## Exercise objective
Using the listing below, copy every line that mentions "Spot".

## Rows
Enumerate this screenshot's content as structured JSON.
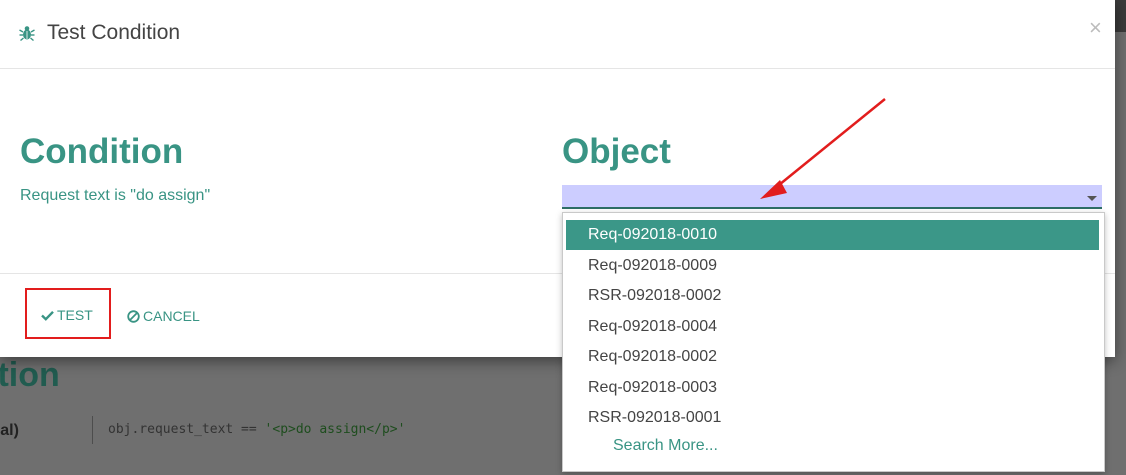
{
  "background": {
    "heading": "ition",
    "field_label": "ral)",
    "code": {
      "prefix": "obj.request_text == ",
      "value": "'<p>do assign</p>'"
    }
  },
  "modal": {
    "icon": "bug-icon",
    "title": "Test Condition",
    "close_label": "×"
  },
  "condition": {
    "heading": "Condition",
    "text": "Request text is \"do assign\""
  },
  "object": {
    "heading": "Object",
    "value": "",
    "options": [
      "Req-092018-0010",
      "Req-092018-0009",
      "RSR-092018-0002",
      "Req-092018-0004",
      "Req-092018-0002",
      "Req-092018-0003",
      "RSR-092018-0001"
    ],
    "highlighted_option": 0,
    "search_more": "Search More..."
  },
  "footer": {
    "test_label": "TEST",
    "cancel_label": "CANCEL"
  },
  "colors": {
    "accent": "#399484",
    "highlight": "#3b9788",
    "annotation": "#e21d1d",
    "select_bg": "#cccdff"
  }
}
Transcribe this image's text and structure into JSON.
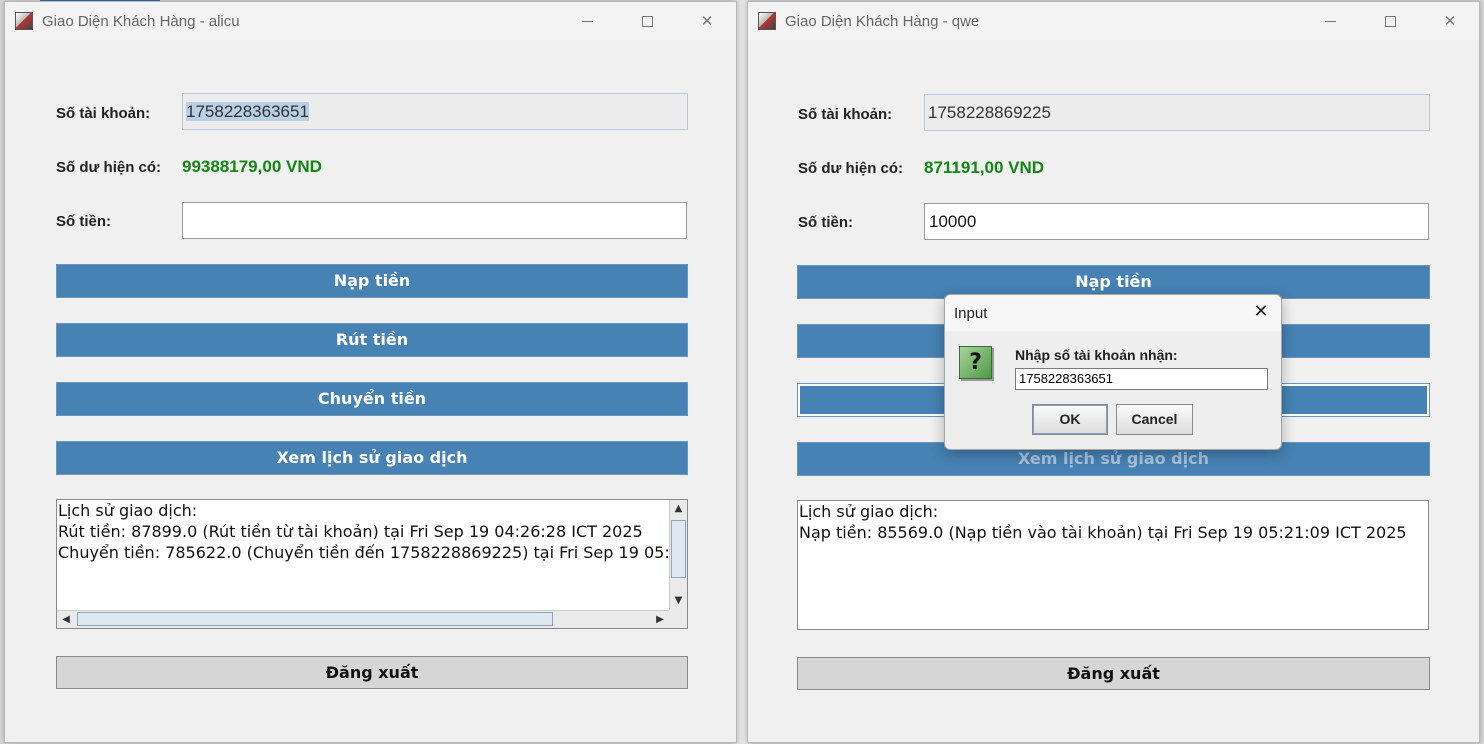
{
  "windows": [
    {
      "title": "Giao Diện Khách Hàng - alicu",
      "account_label": "Số tài khoản:",
      "account_number": "1758228363651",
      "balance_label": "Số dư hiện có:",
      "balance": "99388179,00 VND",
      "amount_label": "Số tiền:",
      "amount_value": "",
      "buttons": {
        "deposit": "Nạp tiền",
        "withdraw": "Rút tiền",
        "transfer": "Chuyển tiền",
        "history": "Xem lịch sử giao dịch",
        "logout": "Đăng xuất"
      },
      "history_lines": [
        "Lịch sử giao dịch:",
        "Rút tiền: 87899.0 (Rút tiền từ tài khoản) tại Fri Sep 19 04:26:28 ICT 2025",
        "Chuyển tiền: 785622.0 (Chuyển tiền đến 1758228869225) tại Fri Sep 19 05:2"
      ]
    },
    {
      "title": "Giao Diện Khách Hàng - qwe",
      "account_label": "Số tài khoản:",
      "account_number": "1758228869225",
      "balance_label": "Số dư hiện có:",
      "balance": "871191,00 VND",
      "amount_label": "Số tiền:",
      "amount_value": "10000",
      "buttons": {
        "deposit": "Nạp tiền",
        "withdraw": "",
        "transfer": "",
        "history": "Xem lịch sử giao dịch",
        "logout": "Đăng xuất"
      },
      "history_lines": [
        "Lịch sử giao dịch:",
        "Nạp tiền: 85569.0 (Nạp tiền vào tài khoản) tại Fri Sep 19 05:21:09 ICT 2025"
      ]
    }
  ],
  "dialog": {
    "title": "Input",
    "prompt": "Nhập số tài khoản nhận:",
    "input_value": "1758228363651",
    "ok_label": "OK",
    "cancel_label": "Cancel",
    "icon": "question-icon"
  },
  "colors": {
    "button_blue": "#4682b4",
    "balance_green": "#138713"
  }
}
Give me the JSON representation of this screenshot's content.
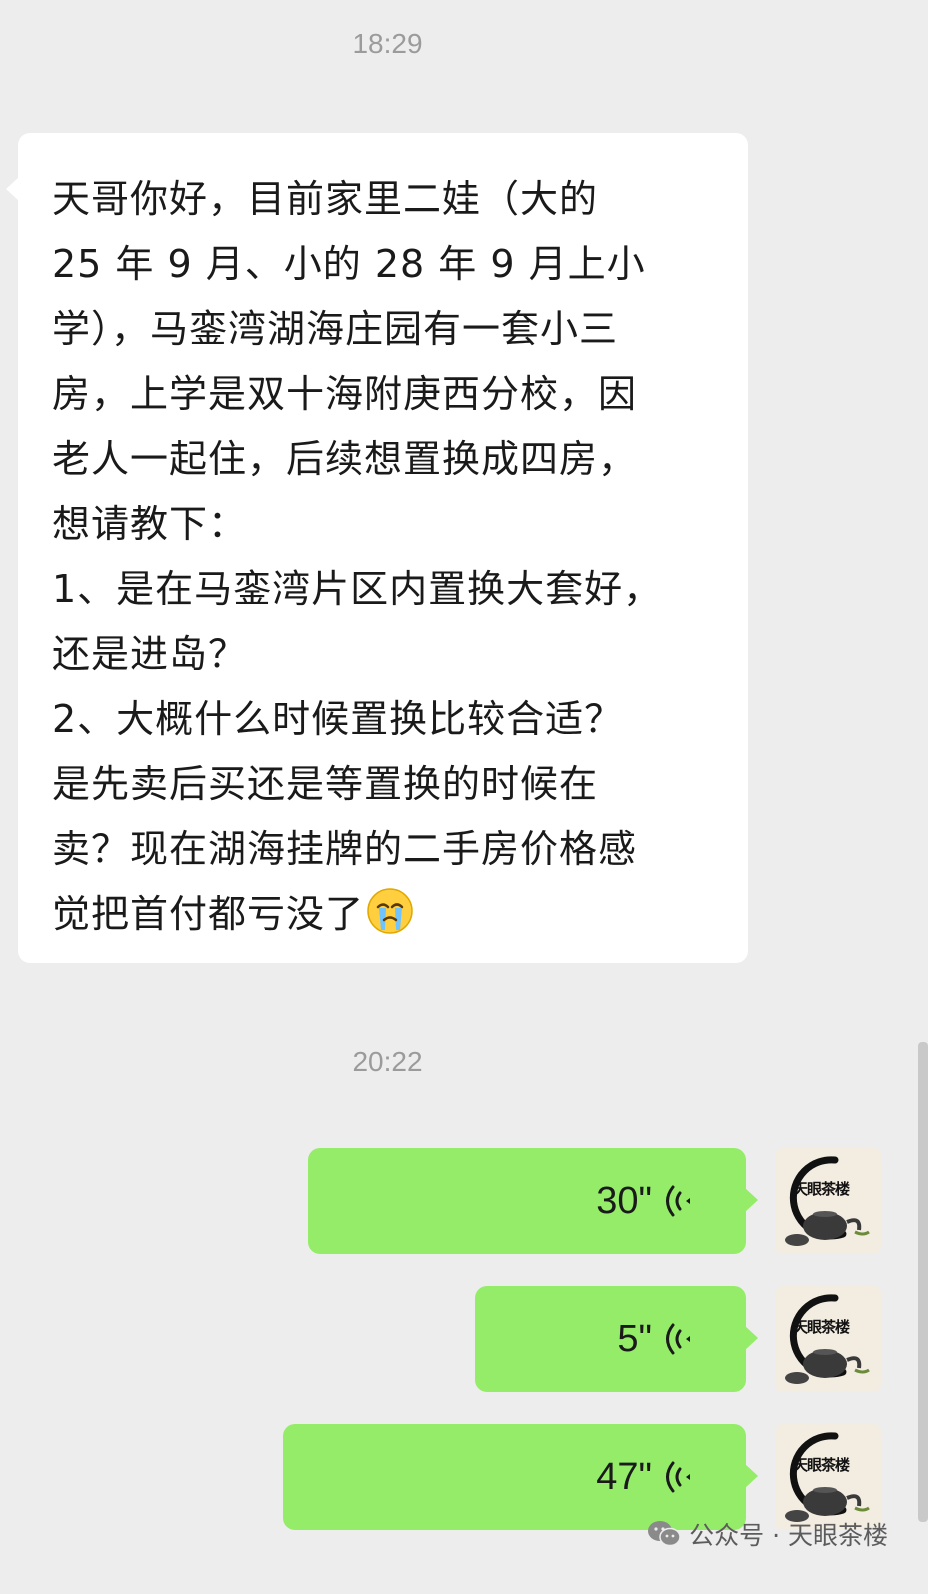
{
  "timestamps": [
    "18:29",
    "20:22"
  ],
  "incoming_message": {
    "lines": [
      "天哥你好，目前家里二娃（大的",
      "25 年 9 月、小的 28 年 9 月上小",
      "学），马銮湾湖海庄园有一套小三",
      "房，上学是双十海附庚西分校，因",
      "老人一起住，后续想置换成四房，",
      "想请教下：",
      "1、是在马銮湾片区内置换大套好，",
      "还是进岛？",
      "2、大概什么时候置换比较合适？",
      "是先卖后买还是等置换的时候在",
      "卖？现在湖海挂牌的二手房价格感",
      "觉把首付都亏没了"
    ],
    "emoji": "crying-face"
  },
  "voice_messages": [
    {
      "duration": "30\""
    },
    {
      "duration": "5\""
    },
    {
      "duration": "47\""
    }
  ],
  "avatar": {
    "label": "天眼茶楼"
  },
  "watermark": {
    "text": "公众号 · 天眼茶楼"
  },
  "colors": {
    "background": "#ededed",
    "incoming_bubble": "#ffffff",
    "outgoing_bubble": "#95ec69",
    "timestamp": "#9b9b9b"
  }
}
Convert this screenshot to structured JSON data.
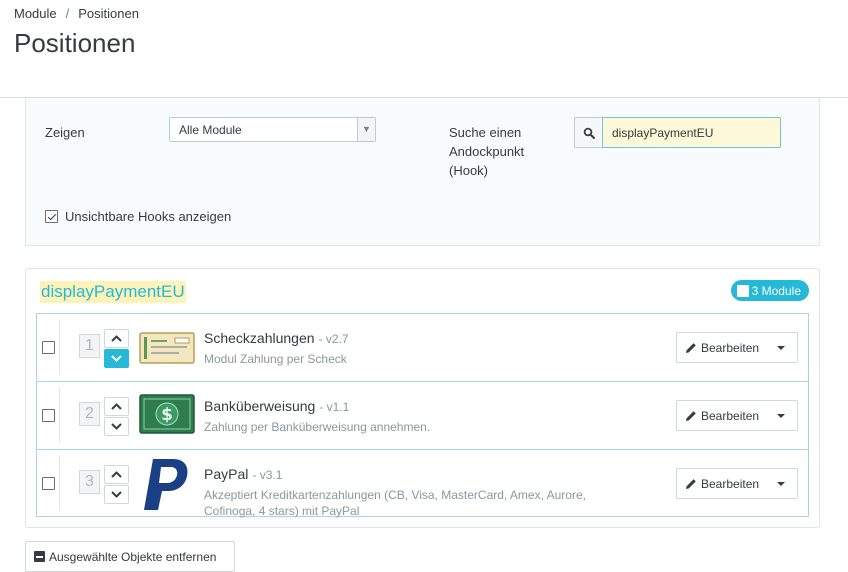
{
  "breadcrumb": {
    "parent": "Module",
    "separator": "/",
    "current": "Positionen"
  },
  "page": {
    "title": "Positionen"
  },
  "filter": {
    "show_label": "Zeigen",
    "show_selected": "Alle Module",
    "hook_label": "Suche einen Andockpunkt (Hook)",
    "hook_search_value": "displayPaymentEU",
    "invisible_hooks_label": "Unsichtbare Hooks anzeigen",
    "invisible_hooks_checked": true
  },
  "hook": {
    "name": "displayPaymentEU",
    "module_count": "3 Module",
    "modules": [
      {
        "position": "1",
        "name": "Scheckzahlungen",
        "version": "- v2.7",
        "description": "Modul Zahlung per Scheck",
        "logo": "check-logo-icon",
        "edit_label": "Bearbeiten"
      },
      {
        "position": "2",
        "name": "Banküberweisung",
        "version": "- v1.1",
        "description": "Zahlung per Banküberweisung annehmen.",
        "logo": "banknote-logo-icon",
        "edit_label": "Bearbeiten"
      },
      {
        "position": "3",
        "name": "PayPal",
        "version": "- v3.1",
        "description": "Akzeptiert Kreditkartenzahlungen (CB, Visa, MasterCard, Amex, Aurore, Cofinoga, 4 stars) mit PayPal",
        "logo": "paypal-logo-icon",
        "edit_label": "Bearbeiten"
      }
    ]
  },
  "actions": {
    "remove_selected_label": "Ausgewählte Objekte entfernen"
  },
  "colors": {
    "accent": "#25b9d7",
    "highlight": "#fdf2b7",
    "text": "#363a41",
    "muted": "#8a979e",
    "panel_bg": "#f8fbfd"
  }
}
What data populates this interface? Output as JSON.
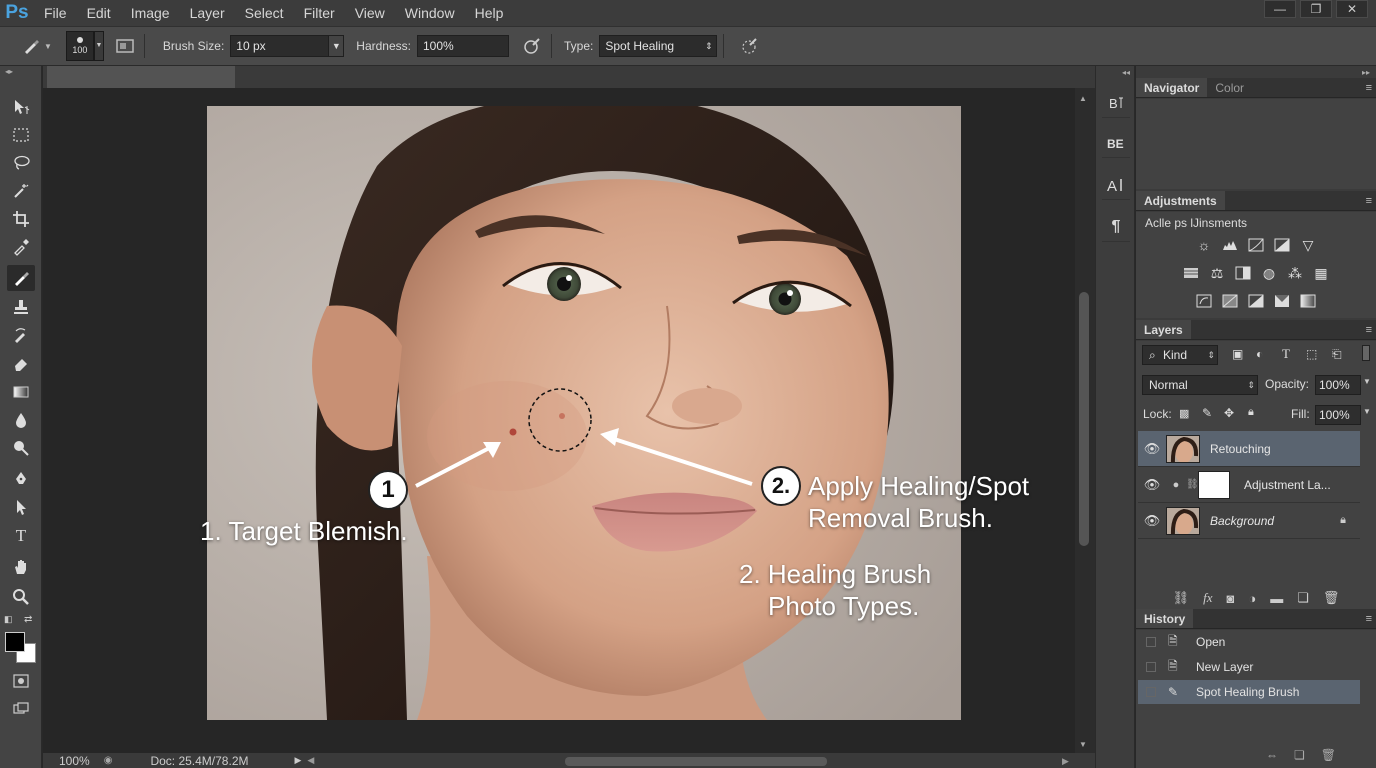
{
  "app": {
    "logo": "Ps",
    "menu": [
      "File",
      "Edit",
      "Image",
      "Layer",
      "Select",
      "Filter",
      "View",
      "Window",
      "Help"
    ]
  },
  "options": {
    "brush_preview_size": "100",
    "brush_size_label": "Brush Size:",
    "brush_size_value": "10 px",
    "hardness_label": "Hardness:",
    "hardness_value": "100%",
    "type_label": "Type:",
    "type_value": "Spot Healing"
  },
  "annotations": {
    "step1_number": "1",
    "step1_text": "1. Target Blemish.",
    "step2_number": "2.",
    "step2_line1": "Apply Healing/Spot",
    "step2_line2": "Removal Brush.",
    "caption_line1": "2. Healing Brush",
    "caption_line2": "Photo Types."
  },
  "status": {
    "zoom": "100%",
    "doc": "Doc: 25.4M/78.2M"
  },
  "panels": {
    "navigator_tab": "Navigator",
    "color_tab": "Color",
    "adjustments_tab": "Adjustments",
    "adjustments_subtitle": "Aclle ps lJinsments",
    "layers_tab": "Layers",
    "kind_label": "Kind",
    "blend_mode": "Normal",
    "opacity_label": "Opacity:",
    "opacity_value": "100%",
    "lock_label": "Lock:",
    "fill_label": "Fill:",
    "fill_value": "100%",
    "layers": [
      {
        "name": "Retouching",
        "selected": true
      },
      {
        "name": "Adjustment La...",
        "selected": false
      },
      {
        "name": "Background",
        "selected": false
      }
    ],
    "history_tab": "History",
    "history": [
      {
        "label": "Open",
        "icon": "document-icon"
      },
      {
        "label": "New Layer",
        "icon": "document-icon"
      },
      {
        "label": "Spot Healing Brush",
        "icon": "healing-brush-icon"
      }
    ]
  },
  "colors": {
    "accent_logo": "#4aa3df",
    "selection": "#5a6470",
    "foreground": "#000000",
    "background": "#ffffff"
  }
}
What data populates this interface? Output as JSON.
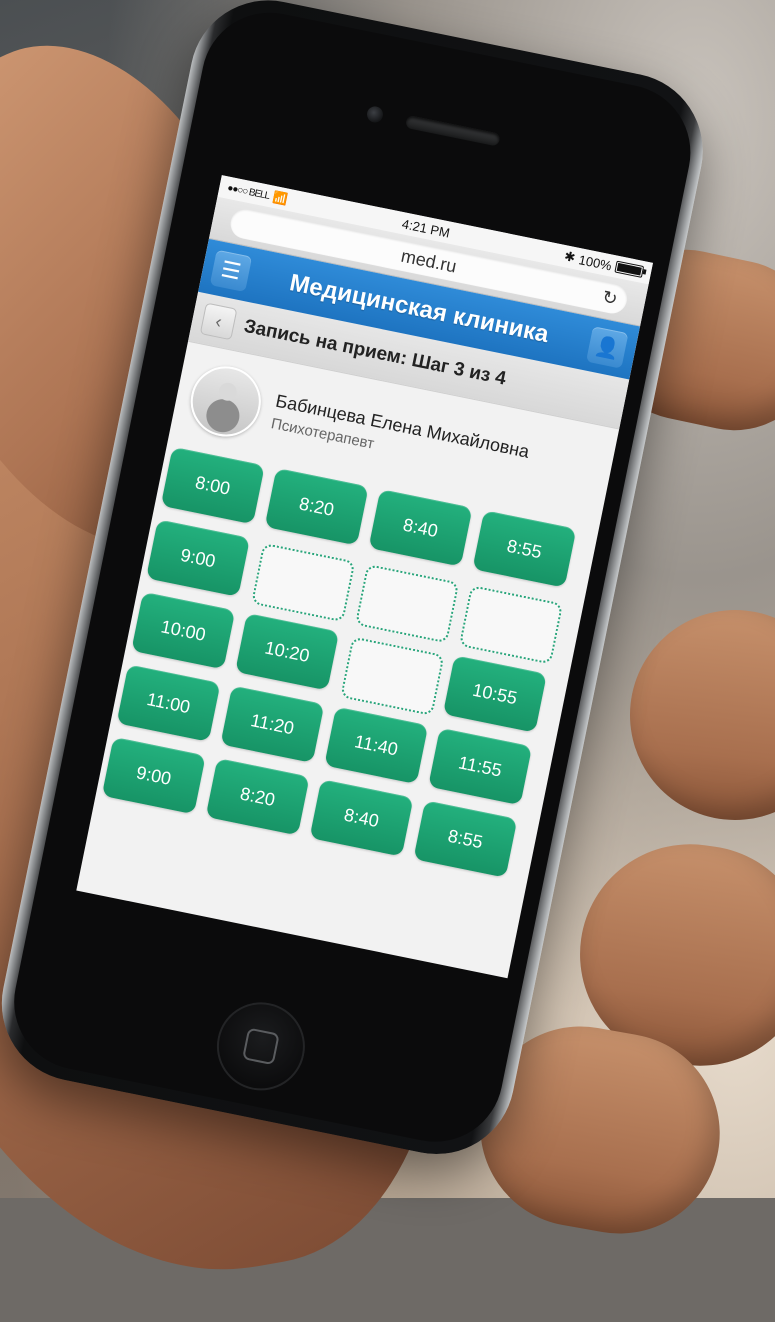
{
  "status_bar": {
    "carrier": "●●○○ BELL",
    "time": "4:21 PM",
    "battery": "100%"
  },
  "browser": {
    "url": "med.ru"
  },
  "app": {
    "title": "Медицинская клиника"
  },
  "booking": {
    "step_title": "Запись на прием: Шаг 3 из 4"
  },
  "doctor": {
    "name": "Бабинцева Елена Михайловна",
    "role": "Психотерапевт"
  },
  "slots": [
    {
      "label": "8:00",
      "state": "available"
    },
    {
      "label": "8:20",
      "state": "available"
    },
    {
      "label": "8:40",
      "state": "available"
    },
    {
      "label": "8:55",
      "state": "available"
    },
    {
      "label": "9:00",
      "state": "available"
    },
    {
      "label": "",
      "state": "empty"
    },
    {
      "label": "",
      "state": "empty"
    },
    {
      "label": "",
      "state": "empty"
    },
    {
      "label": "10:00",
      "state": "available"
    },
    {
      "label": "10:20",
      "state": "available"
    },
    {
      "label": "",
      "state": "empty"
    },
    {
      "label": "10:55",
      "state": "available"
    },
    {
      "label": "11:00",
      "state": "available"
    },
    {
      "label": "11:20",
      "state": "available"
    },
    {
      "label": "11:40",
      "state": "available"
    },
    {
      "label": "11:55",
      "state": "available"
    },
    {
      "label": "9:00",
      "state": "available"
    },
    {
      "label": "8:20",
      "state": "available"
    },
    {
      "label": "8:40",
      "state": "available"
    },
    {
      "label": "8:55",
      "state": "available"
    }
  ],
  "icons": {
    "wifi": "wifi-icon",
    "bluetooth": "bluetooth-icon",
    "battery": "battery-icon",
    "reload": "reload-icon",
    "menu": "menu-icon",
    "user": "user-icon",
    "back": "chevron-left-icon",
    "home_button": "home-button-icon"
  },
  "colors": {
    "header_blue": "#1e74c1",
    "slot_green": "#179466",
    "screen_bg": "#f2f2f2"
  }
}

## Answer below
    "type_value": "Spot Healing"
    "step2_line1": "Apply Healing/Spot",
        "label": "Spot Healing Brush",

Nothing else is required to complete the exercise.